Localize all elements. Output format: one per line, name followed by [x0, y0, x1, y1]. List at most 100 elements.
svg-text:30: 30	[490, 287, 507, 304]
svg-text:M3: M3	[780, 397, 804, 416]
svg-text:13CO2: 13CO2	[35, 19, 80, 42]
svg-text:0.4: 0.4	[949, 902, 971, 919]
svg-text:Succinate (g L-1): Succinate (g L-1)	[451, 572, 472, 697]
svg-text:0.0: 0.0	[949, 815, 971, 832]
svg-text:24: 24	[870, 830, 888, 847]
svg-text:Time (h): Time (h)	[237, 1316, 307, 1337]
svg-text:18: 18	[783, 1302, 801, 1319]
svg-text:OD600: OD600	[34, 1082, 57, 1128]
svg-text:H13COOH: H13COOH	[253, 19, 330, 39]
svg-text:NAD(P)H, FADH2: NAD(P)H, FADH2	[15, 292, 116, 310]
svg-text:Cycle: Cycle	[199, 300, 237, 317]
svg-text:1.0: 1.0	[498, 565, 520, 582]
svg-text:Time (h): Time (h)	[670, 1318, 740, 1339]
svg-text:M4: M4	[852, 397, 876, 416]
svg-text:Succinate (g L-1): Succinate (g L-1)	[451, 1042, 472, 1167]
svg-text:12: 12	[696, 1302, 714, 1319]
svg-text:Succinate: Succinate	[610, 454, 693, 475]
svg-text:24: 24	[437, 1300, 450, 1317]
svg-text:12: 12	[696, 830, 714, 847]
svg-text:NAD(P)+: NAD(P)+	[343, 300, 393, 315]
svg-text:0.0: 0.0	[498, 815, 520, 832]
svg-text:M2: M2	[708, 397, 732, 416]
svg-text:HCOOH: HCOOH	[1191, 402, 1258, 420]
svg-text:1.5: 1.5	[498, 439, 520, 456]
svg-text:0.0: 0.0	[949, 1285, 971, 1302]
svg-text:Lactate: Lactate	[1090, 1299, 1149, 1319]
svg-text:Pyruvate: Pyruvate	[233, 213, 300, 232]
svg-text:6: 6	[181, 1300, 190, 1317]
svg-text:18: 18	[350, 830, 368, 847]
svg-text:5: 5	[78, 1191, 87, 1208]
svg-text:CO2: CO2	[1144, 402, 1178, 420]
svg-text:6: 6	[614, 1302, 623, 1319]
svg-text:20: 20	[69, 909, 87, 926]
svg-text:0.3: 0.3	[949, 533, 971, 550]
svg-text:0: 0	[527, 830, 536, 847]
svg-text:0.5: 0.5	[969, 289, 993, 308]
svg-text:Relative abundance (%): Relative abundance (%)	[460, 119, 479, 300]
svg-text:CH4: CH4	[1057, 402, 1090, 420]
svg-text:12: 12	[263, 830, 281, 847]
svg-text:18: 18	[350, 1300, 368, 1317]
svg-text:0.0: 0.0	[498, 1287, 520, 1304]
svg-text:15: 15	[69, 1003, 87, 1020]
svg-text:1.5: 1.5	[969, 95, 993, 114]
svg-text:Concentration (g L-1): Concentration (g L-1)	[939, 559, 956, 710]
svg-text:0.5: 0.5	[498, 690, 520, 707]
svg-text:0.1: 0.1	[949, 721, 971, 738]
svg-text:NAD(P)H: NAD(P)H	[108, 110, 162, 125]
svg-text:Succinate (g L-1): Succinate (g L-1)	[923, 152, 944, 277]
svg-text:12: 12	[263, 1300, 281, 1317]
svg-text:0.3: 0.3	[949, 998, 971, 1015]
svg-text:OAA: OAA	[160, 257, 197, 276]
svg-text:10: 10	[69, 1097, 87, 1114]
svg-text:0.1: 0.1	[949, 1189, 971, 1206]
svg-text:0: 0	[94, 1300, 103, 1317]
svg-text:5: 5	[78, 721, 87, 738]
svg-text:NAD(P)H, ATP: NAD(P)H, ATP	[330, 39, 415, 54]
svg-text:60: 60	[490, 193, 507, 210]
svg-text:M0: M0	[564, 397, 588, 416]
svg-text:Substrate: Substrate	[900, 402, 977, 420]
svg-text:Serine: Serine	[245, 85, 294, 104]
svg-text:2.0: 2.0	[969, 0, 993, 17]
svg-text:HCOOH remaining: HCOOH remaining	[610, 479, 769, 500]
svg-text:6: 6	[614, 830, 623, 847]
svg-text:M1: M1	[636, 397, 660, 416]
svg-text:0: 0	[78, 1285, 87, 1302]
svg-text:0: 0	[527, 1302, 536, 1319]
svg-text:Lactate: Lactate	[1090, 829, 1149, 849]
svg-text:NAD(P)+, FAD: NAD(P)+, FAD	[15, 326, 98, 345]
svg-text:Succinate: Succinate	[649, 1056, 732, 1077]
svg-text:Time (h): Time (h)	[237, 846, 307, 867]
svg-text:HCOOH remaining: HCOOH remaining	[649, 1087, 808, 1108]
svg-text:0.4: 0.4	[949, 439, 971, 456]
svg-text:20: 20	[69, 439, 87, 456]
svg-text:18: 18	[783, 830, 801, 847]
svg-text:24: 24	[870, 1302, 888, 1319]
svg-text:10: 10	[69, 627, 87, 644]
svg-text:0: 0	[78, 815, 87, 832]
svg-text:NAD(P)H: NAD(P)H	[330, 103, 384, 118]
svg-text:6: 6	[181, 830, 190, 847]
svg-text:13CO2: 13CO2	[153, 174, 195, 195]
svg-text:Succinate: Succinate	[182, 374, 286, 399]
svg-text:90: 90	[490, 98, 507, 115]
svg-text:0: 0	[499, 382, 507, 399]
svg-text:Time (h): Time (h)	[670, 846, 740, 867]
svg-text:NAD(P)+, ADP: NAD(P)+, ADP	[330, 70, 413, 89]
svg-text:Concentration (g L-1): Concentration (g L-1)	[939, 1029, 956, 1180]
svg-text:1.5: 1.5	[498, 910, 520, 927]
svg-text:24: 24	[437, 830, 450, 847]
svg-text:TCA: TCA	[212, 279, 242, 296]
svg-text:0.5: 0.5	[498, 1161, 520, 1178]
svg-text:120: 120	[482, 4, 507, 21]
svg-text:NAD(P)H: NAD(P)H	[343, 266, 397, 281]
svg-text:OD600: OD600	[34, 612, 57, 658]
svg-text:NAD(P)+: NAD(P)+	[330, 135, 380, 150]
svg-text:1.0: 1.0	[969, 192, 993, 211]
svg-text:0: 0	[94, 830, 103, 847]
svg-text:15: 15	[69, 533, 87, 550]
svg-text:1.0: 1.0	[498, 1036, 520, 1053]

········

### WORK INSTRUCTIONS
Reproduce every row above, character for character and in the same order, with no changes.

### THE RESPONSE
Localize all elements. Output format: one per line, name followed by [x0, y0, x1, y1]. List at most 100 elements.
svg-text:30: 30	[490, 287, 507, 304]
svg-text:M3: M3	[780, 397, 804, 416]
svg-text:13CO2: 13CO2	[35, 19, 80, 42]
svg-text:0.4: 0.4	[949, 902, 971, 919]
svg-text:Succinate (g L-1): Succinate (g L-1)	[451, 572, 472, 697]
svg-text:0.0: 0.0	[949, 815, 971, 832]
svg-text:24: 24	[870, 830, 888, 847]
svg-text:Time (h): Time (h)	[237, 1316, 307, 1337]
svg-text:18: 18	[783, 1302, 801, 1319]
svg-text:OD600: OD600	[34, 1082, 57, 1128]
svg-text:H13COOH: H13COOH	[253, 19, 330, 39]
svg-text:NAD(P)H, FADH2: NAD(P)H, FADH2	[15, 292, 116, 310]
svg-text:Cycle: Cycle	[199, 300, 237, 317]
svg-text:1.0: 1.0	[498, 565, 520, 582]
svg-text:Time (h): Time (h)	[670, 1318, 740, 1339]
svg-text:M4: M4	[852, 397, 876, 416]
svg-text:Succinate (g L-1): Succinate (g L-1)	[451, 1042, 472, 1167]
svg-text:12: 12	[696, 1302, 714, 1319]
svg-text:Succinate: Succinate	[610, 454, 693, 475]
svg-text:24: 24	[437, 1300, 450, 1317]
svg-text:12: 12	[696, 830, 714, 847]
svg-text:NAD(P)+: NAD(P)+	[343, 300, 393, 315]
svg-text:0.0: 0.0	[498, 815, 520, 832]
svg-text:M2: M2	[708, 397, 732, 416]
svg-text:HCOOH: HCOOH	[1191, 402, 1258, 420]
svg-text:1.5: 1.5	[498, 439, 520, 456]
svg-text:0.0: 0.0	[949, 1285, 971, 1302]
svg-text:Lactate: Lactate	[1090, 1299, 1149, 1319]
svg-text:Pyruvate: Pyruvate	[233, 213, 300, 232]
svg-text:6: 6	[181, 1300, 190, 1317]
svg-text:18: 18	[350, 830, 368, 847]
svg-text:5: 5	[78, 1191, 87, 1208]
svg-text:CO2: CO2	[1144, 402, 1178, 420]
svg-text:6: 6	[614, 1302, 623, 1319]
svg-text:20: 20	[69, 909, 87, 926]
svg-text:0.3: 0.3	[949, 533, 971, 550]
svg-text:0: 0	[527, 830, 536, 847]
svg-text:0.5: 0.5	[969, 289, 993, 308]
svg-text:Relative abundance (%): Relative abundance (%)	[460, 119, 479, 300]
svg-text:CH4: CH4	[1057, 402, 1090, 420]
svg-text:12: 12	[263, 830, 281, 847]
svg-text:18: 18	[350, 1300, 368, 1317]
svg-text:0.0: 0.0	[498, 1287, 520, 1304]
svg-text:15: 15	[69, 1003, 87, 1020]
svg-text:1.5: 1.5	[969, 95, 993, 114]
svg-text:Concentration (g L-1): Concentration (g L-1)	[939, 559, 956, 710]
svg-text:0.5: 0.5	[498, 690, 520, 707]
svg-text:0.1: 0.1	[949, 721, 971, 738]
svg-text:NAD(P)H: NAD(P)H	[108, 110, 162, 125]
svg-text:Succinate (g L-1): Succinate (g L-1)	[923, 152, 944, 277]
svg-text:12: 12	[263, 1300, 281, 1317]
svg-text:0.3: 0.3	[949, 998, 971, 1015]
svg-text:OAA: OAA	[160, 257, 197, 276]
svg-text:10: 10	[69, 1097, 87, 1114]
svg-text:0.1: 0.1	[949, 1189, 971, 1206]
svg-text:0: 0	[94, 1300, 103, 1317]
svg-text:5: 5	[78, 721, 87, 738]
svg-text:NAD(P)H, ATP: NAD(P)H, ATP	[330, 39, 415, 54]
svg-text:60: 60	[490, 193, 507, 210]
svg-text:M0: M0	[564, 397, 588, 416]
svg-text:Substrate: Substrate	[900, 402, 977, 420]
svg-text:Serine: Serine	[245, 85, 294, 104]
svg-text:2.0: 2.0	[969, 0, 993, 17]
svg-text:HCOOH remaining: HCOOH remaining	[610, 479, 769, 500]
svg-text:6: 6	[614, 830, 623, 847]
svg-text:M1: M1	[636, 397, 660, 416]
svg-text:0: 0	[78, 1285, 87, 1302]
svg-text:0: 0	[527, 1302, 536, 1319]
svg-text:Lactate: Lactate	[1090, 829, 1149, 849]
svg-text:NAD(P)+, FAD: NAD(P)+, FAD	[15, 326, 98, 345]
svg-text:Succinate: Succinate	[649, 1056, 732, 1077]
svg-text:Time (h): Time (h)	[237, 846, 307, 867]
svg-text:HCOOH remaining: HCOOH remaining	[649, 1087, 808, 1108]
svg-text:0.4: 0.4	[949, 439, 971, 456]
svg-text:20: 20	[69, 439, 87, 456]
svg-text:18: 18	[783, 830, 801, 847]
svg-text:24: 24	[870, 1302, 888, 1319]
svg-text:10: 10	[69, 627, 87, 644]
svg-text:0: 0	[78, 815, 87, 832]
svg-text:NAD(P)H: NAD(P)H	[330, 103, 384, 118]
svg-text:6: 6	[181, 830, 190, 847]
svg-text:13CO2: 13CO2	[153, 174, 195, 195]
svg-text:Succinate: Succinate	[182, 374, 286, 399]
svg-text:90: 90	[490, 98, 507, 115]
svg-text:0: 0	[499, 382, 507, 399]
svg-text:Time (h): Time (h)	[670, 846, 740, 867]
svg-text:NAD(P)+, ADP: NAD(P)+, ADP	[330, 70, 413, 89]
svg-text:Concentration (g L-1): Concentration (g L-1)	[939, 1029, 956, 1180]
svg-text:1.5: 1.5	[498, 910, 520, 927]
svg-text:24: 24	[437, 830, 450, 847]
svg-text:TCA: TCA	[212, 279, 242, 296]
svg-text:0.5: 0.5	[498, 1161, 520, 1178]
svg-text:120: 120	[482, 4, 507, 21]
svg-text:NAD(P)H: NAD(P)H	[343, 266, 397, 281]
svg-text:OD600: OD600	[34, 612, 57, 658]
svg-text:NAD(P)+: NAD(P)+	[330, 135, 380, 150]
svg-text:1.0: 1.0	[969, 192, 993, 211]
svg-text:0: 0	[94, 830, 103, 847]
svg-text:15: 15	[69, 533, 87, 550]
svg-text:1.0: 1.0	[498, 1036, 520, 1053]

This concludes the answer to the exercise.